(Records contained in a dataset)
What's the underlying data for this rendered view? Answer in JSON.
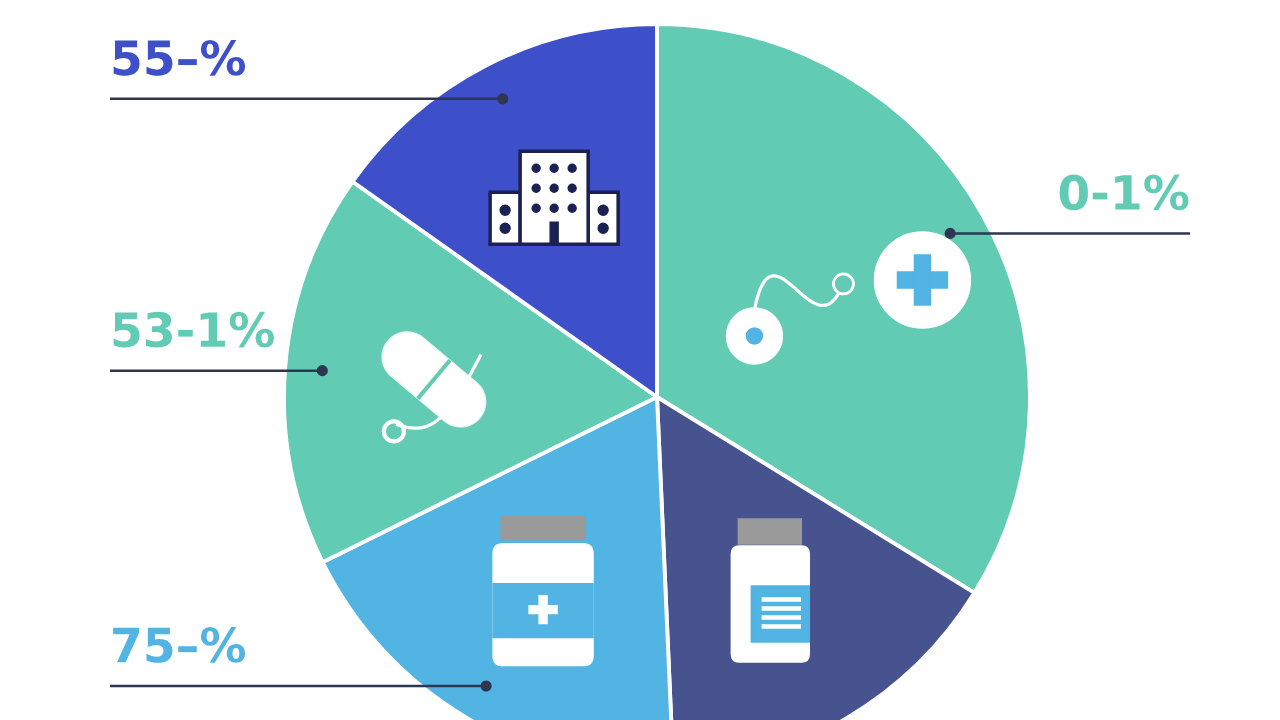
{
  "chart_data": {
    "type": "pie",
    "categories": [
      "0-1%",
      null,
      "75–%",
      "53-1%",
      "55–%"
    ],
    "values": [
      33.8,
      15.5,
      18.4,
      17.1,
      15.2
    ],
    "colors": [
      "#62cbb3",
      "#47538f",
      "#52b4e2",
      "#62cbb3",
      "#3d4fc9"
    ]
  }
}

YOUR TASK
Repeat the data in full and exactly. Omit pictures.

RESULT BELOW
What's the underlying data for this rendered view? Answer in JSON.
{
  "chart_data": {
    "type": "pie",
    "categories": [
      "0-1%",
      null,
      "75–%",
      "53-1%",
      "55–%"
    ],
    "values": [
      33.8,
      15.5,
      18.4,
      17.1,
      15.2
    ],
    "colors": [
      "#62cbb3",
      "#47538f",
      "#52b4e2",
      "#62cbb3",
      "#3d4fc9"
    ]
  }
}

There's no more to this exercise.